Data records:
──────────
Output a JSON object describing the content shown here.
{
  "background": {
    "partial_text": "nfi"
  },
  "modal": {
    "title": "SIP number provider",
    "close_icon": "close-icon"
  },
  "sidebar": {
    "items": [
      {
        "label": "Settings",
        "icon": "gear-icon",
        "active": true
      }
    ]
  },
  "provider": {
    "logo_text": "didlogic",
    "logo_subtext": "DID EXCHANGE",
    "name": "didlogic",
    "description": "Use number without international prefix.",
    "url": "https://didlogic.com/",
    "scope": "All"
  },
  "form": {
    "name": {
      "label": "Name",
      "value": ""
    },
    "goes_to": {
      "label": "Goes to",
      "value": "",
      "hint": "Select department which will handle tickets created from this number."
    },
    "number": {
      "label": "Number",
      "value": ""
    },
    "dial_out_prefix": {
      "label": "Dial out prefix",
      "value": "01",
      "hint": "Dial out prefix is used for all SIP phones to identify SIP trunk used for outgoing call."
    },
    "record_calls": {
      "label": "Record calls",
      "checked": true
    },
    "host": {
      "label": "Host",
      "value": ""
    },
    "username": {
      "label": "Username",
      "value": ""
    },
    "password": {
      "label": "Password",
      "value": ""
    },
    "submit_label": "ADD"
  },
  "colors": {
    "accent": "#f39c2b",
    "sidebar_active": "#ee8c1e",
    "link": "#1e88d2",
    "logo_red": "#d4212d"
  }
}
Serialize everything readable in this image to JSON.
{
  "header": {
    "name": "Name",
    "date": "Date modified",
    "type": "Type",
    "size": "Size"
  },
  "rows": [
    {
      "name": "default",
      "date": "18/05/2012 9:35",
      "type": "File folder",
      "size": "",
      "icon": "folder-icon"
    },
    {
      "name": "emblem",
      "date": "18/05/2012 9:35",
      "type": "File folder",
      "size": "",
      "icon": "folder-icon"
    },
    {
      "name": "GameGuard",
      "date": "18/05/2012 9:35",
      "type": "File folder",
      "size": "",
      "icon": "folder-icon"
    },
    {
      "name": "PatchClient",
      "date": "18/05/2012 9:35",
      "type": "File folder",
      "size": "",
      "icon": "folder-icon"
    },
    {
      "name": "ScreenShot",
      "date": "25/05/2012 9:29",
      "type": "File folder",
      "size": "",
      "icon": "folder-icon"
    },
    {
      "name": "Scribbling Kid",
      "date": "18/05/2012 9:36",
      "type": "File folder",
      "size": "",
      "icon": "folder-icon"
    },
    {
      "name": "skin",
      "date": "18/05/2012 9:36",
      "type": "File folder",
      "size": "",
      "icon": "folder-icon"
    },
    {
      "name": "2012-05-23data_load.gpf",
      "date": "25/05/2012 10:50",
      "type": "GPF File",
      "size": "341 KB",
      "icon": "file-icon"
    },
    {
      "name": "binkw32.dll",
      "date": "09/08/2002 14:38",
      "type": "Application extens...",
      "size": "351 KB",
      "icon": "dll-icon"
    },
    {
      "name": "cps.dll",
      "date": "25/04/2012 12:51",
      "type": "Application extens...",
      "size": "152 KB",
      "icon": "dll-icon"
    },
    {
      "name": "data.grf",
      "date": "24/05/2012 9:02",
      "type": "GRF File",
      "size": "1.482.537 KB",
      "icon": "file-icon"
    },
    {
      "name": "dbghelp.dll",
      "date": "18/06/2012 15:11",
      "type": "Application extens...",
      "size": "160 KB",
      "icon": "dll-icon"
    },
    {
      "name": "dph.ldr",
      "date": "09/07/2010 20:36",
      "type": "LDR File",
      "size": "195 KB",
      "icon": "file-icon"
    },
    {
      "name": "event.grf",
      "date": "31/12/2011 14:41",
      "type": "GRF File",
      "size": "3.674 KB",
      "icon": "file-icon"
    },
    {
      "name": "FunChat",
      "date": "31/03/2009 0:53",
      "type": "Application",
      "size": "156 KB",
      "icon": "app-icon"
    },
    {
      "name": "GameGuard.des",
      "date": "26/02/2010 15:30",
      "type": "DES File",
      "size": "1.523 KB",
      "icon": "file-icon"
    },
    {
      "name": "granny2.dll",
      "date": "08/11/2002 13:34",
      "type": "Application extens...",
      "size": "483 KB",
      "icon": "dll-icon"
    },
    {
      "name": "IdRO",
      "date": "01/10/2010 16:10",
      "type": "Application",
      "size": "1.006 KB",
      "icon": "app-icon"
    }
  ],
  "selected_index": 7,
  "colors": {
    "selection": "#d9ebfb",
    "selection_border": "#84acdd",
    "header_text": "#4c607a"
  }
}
──────────
WRITTEN TASK: Quote all of the entries exactly as they appear.

TASK ANSWER:
Output a JSON object describing the content shown here.
{
  "background": {
    "partial_text": "nfi"
  },
  "modal": {
    "title": "SIP number provider",
    "close_icon": "close-icon"
  },
  "sidebar": {
    "items": [
      {
        "label": "Settings",
        "icon": "gear-icon",
        "active": true
      }
    ]
  },
  "provider": {
    "logo_text": "didlogic",
    "logo_subtext": "DID EXCHANGE",
    "name": "didlogic",
    "description": "Use number without international prefix.",
    "url": "https://didlogic.com/",
    "scope": "All"
  },
  "form": {
    "name": {
      "label": "Name",
      "value": ""
    },
    "goes_to": {
      "label": "Goes to",
      "value": "",
      "hint": "Select department which will handle tickets created from this number."
    },
    "number": {
      "label": "Number",
      "value": ""
    },
    "dial_out_prefix": {
      "label": "Dial out prefix",
      "value": "01",
      "hint": "Dial out prefix is used for all SIP phones to identify SIP trunk used for outgoing call."
    },
    "record_calls": {
      "label": "Record calls",
      "checked": true
    },
    "host": {
      "label": "Host",
      "value": ""
    },
    "username": {
      "label": "Username",
      "value": ""
    },
    "password": {
      "label": "Password",
      "value": ""
    },
    "submit_label": "ADD"
  },
  "colors": {
    "accent": "#f39c2b",
    "sidebar_active": "#ee8c1e",
    "link": "#1e88d2",
    "logo_red": "#d4212d"
  }
}
Serialize everything readable in this image to JSON.
{
  "header": {
    "name": "Name",
    "date": "Date modified",
    "type": "Type",
    "size": "Size"
  },
  "rows": [
    {
      "name": "default",
      "date": "18/05/2012 9:35",
      "type": "File folder",
      "size": "",
      "icon": "folder-icon"
    },
    {
      "name": "emblem",
      "date": "18/05/2012 9:35",
      "type": "File folder",
      "size": "",
      "icon": "folder-icon"
    },
    {
      "name": "GameGuard",
      "date": "18/05/2012 9:35",
      "type": "File folder",
      "size": "",
      "icon": "folder-icon"
    },
    {
      "name": "PatchClient",
      "date": "18/05/2012 9:35",
      "type": "File folder",
      "size": "",
      "icon": "folder-icon"
    },
    {
      "name": "ScreenShot",
      "date": "25/05/2012 9:29",
      "type": "File folder",
      "size": "",
      "icon": "folder-icon"
    },
    {
      "name": "Scribbling Kid",
      "date": "18/05/2012 9:36",
      "type": "File folder",
      "size": "",
      "icon": "folder-icon"
    },
    {
      "name": "skin",
      "date": "18/05/2012 9:36",
      "type": "File folder",
      "size": "",
      "icon": "folder-icon"
    },
    {
      "name": "2012-05-23data_load.gpf",
      "date": "25/05/2012 10:50",
      "type": "GPF File",
      "size": "341 KB",
      "icon": "file-icon"
    },
    {
      "name": "binkw32.dll",
      "date": "09/08/2002 14:38",
      "type": "Application extens...",
      "size": "351 KB",
      "icon": "dll-icon"
    },
    {
      "name": "cps.dll",
      "date": "25/04/2012 12:51",
      "type": "Application extens...",
      "size": "152 KB",
      "icon": "dll-icon"
    },
    {
      "name": "data.grf",
      "date": "24/05/2012 9:02",
      "type": "GRF File",
      "size": "1.482.537 KB",
      "icon": "file-icon"
    },
    {
      "name": "dbghelp.dll",
      "date": "18/06/2012 15:11",
      "type": "Application extens...",
      "size": "160 KB",
      "icon": "dll-icon"
    },
    {
      "name": "dph.ldr",
      "date": "09/07/2010 20:36",
      "type": "LDR File",
      "size": "195 KB",
      "icon": "file-icon"
    },
    {
      "name": "event.grf",
      "date": "31/12/2011 14:41",
      "type": "GRF File",
      "size": "3.674 KB",
      "icon": "file-icon"
    },
    {
      "name": "FunChat",
      "date": "31/03/2009 0:53",
      "type": "Application",
      "size": "156 KB",
      "icon": "app-icon"
    },
    {
      "name": "GameGuard.des",
      "date": "26/02/2010 15:30",
      "type": "DES File",
      "size": "1.523 KB",
      "icon": "file-icon"
    },
    {
      "name": "granny2.dll",
      "date": "08/11/2002 13:34",
      "type": "Application extens...",
      "size": "483 KB",
      "icon": "dll-icon"
    },
    {
      "name": "IdRO",
      "date": "01/10/2010 16:10",
      "type": "Application",
      "size": "1.006 KB",
      "icon": "app-icon"
    }
  ],
  "selected_index": 7,
  "colors": {
    "selection": "#d9ebfb",
    "selection_border": "#84acdd",
    "header_text": "#4c607a"
  }
}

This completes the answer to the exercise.